What you should do.
Find the word "Signature" in the records below. List each line containing it.

Recorded data.
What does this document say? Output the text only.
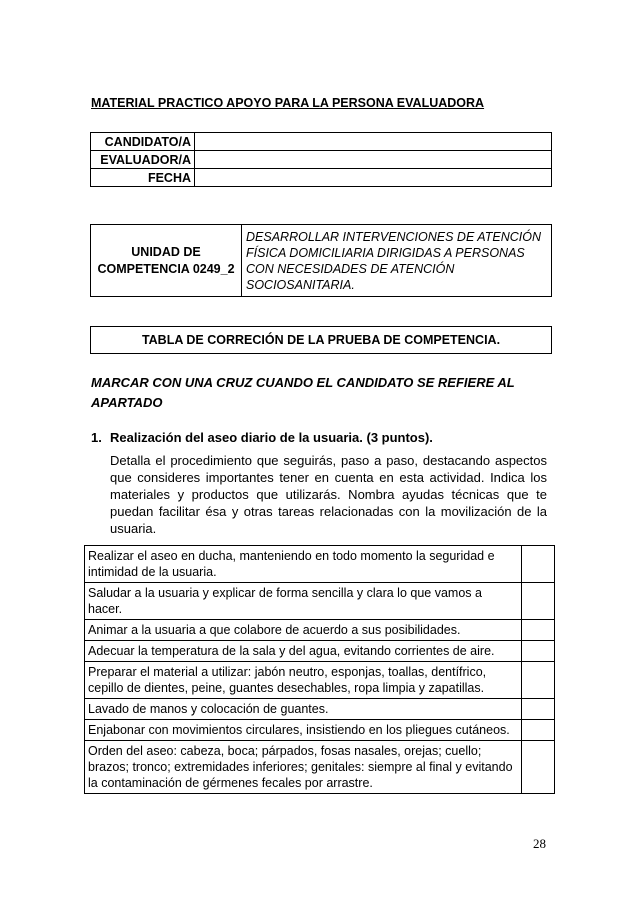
MATERIAL PRACTICO APOYO PARA LA PERSONA EVALUADORA
CANDIDATO/A	
EVALUADOR/A	
FECHA	
UNIDAD DE
COMPETENCIA 0249_2	DESARROLLAR INTERVENCIONES DE ATENCIÓN FÍSICA DOMICILIARIA DIRIGIDAS A PERSONAS CON NECESIDADES DE ATENCIÓN SOCIOSANITARIA.
TABLA DE CORRECIÓN DE LA PRUEBA DE COMPETENCIA.
MARCAR CON UNA CRUZ CUANDO EL CANDIDATO SE REFIERE AL APARTADO
1. Realización del aseo diario de la usuaria. (3 puntos).
Detalla el procedimiento que seguirás, paso a paso, destacando aspectos que consideres importantes tener en cuenta en esta actividad. Indica los materiales y productos que utilizarás. Nombra ayudas técnicas que te puedan facilitar ésa y otras tareas relacionadas con la movilización de la usuaria.
Realizar el aseo en ducha, manteniendo en todo momento la seguridad e intimidad de la usuaria.	
Saludar a la usuaria y explicar de forma sencilla y clara lo que vamos a hacer.	
Animar a la usuaria a que colabore de acuerdo a sus posibilidades.	
Adecuar la temperatura de la sala y del agua, evitando corrientes de aire.	
Preparar el material a utilizar: jabón neutro, esponjas, toallas, dentífrico, cepillo de dientes, peine, guantes desechables, ropa limpia y zapatillas.	
Lavado de manos y colocación de guantes.	
Enjabonar con movimientos circulares, insistiendo en los pliegues cutáneos.	
Orden del aseo: cabeza, boca; párpados, fosas nasales, orejas; cuello; brazos; tronco; extremidades inferiores; genitales: siempre al final y evitando la contaminación de gérmenes fecales por arrastre.	
28
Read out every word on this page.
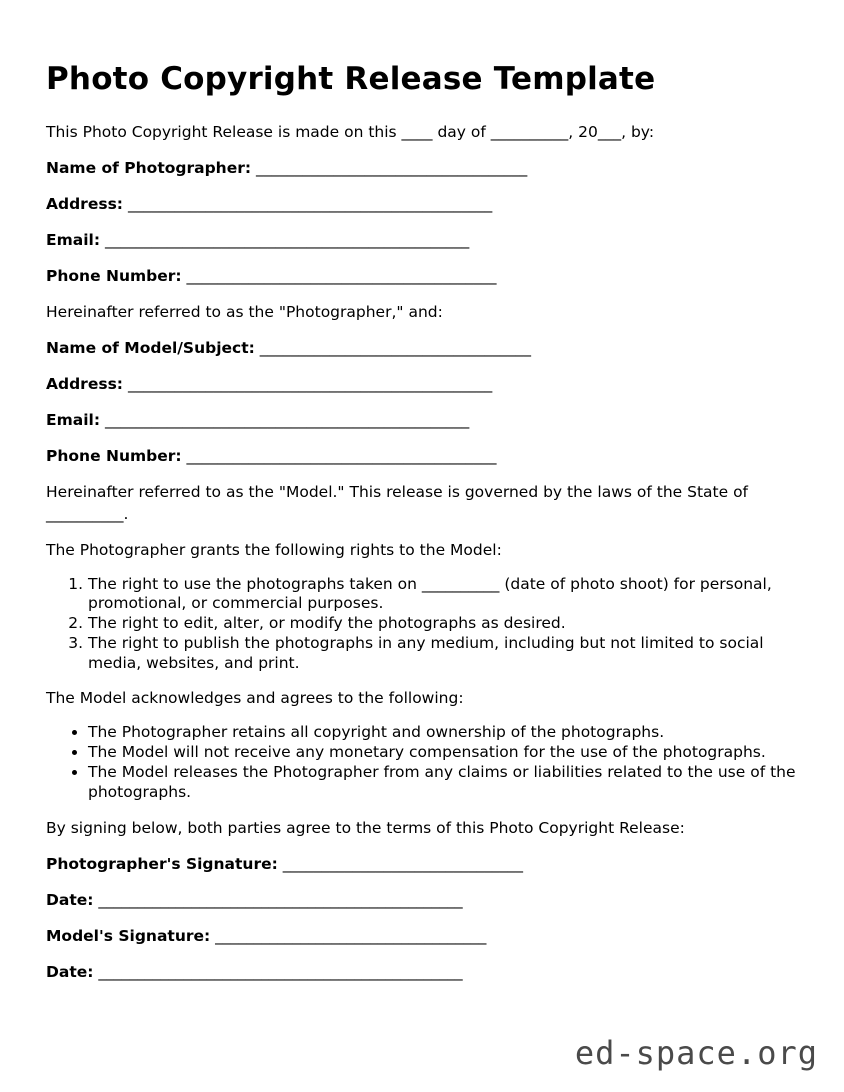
Photo Copyright Release Template

This Photo Copyright Release is made on this ____ day of __________, 20___, by:

Name of Photographer: ___________________________________
Address: _______________________________________________
Email: _______________________________________________
Phone Number: ________________________________________

Hereinafter referred to as the "Photographer," and:

Name of Model/Subject: ___________________________________
Address: _______________________________________________
Email: _______________________________________________
Phone Number: ________________________________________

Hereinafter referred to as the "Model." This release is governed by the laws of the State of __________.

The Photographer grants the following rights to the Model:

1. The right to use the photographs taken on __________ (date of photo shoot) for personal, promotional, or commercial purposes.
2. The right to edit, alter, or modify the photographs as desired.
3. The right to publish the photographs in any medium, including but not limited to social media, websites, and print.

The Model acknowledges and agrees to the following:

• The Photographer retains all copyright and ownership of the photographs.
• The Model will not receive any monetary compensation for the use of the photographs.
• The Model releases the Photographer from any claims or liabilities related to the use of the photographs.

By signing below, both parties agree to the terms of this Photo Copyright Release:

Photographer's Signature: _______________________________
Date: _______________________________________________
Model's Signature: ___________________________________
Date: _______________________________________________
ed-space.org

The solution.
Photographer's Signature: _______________________________
Model's Signature: ___________________________________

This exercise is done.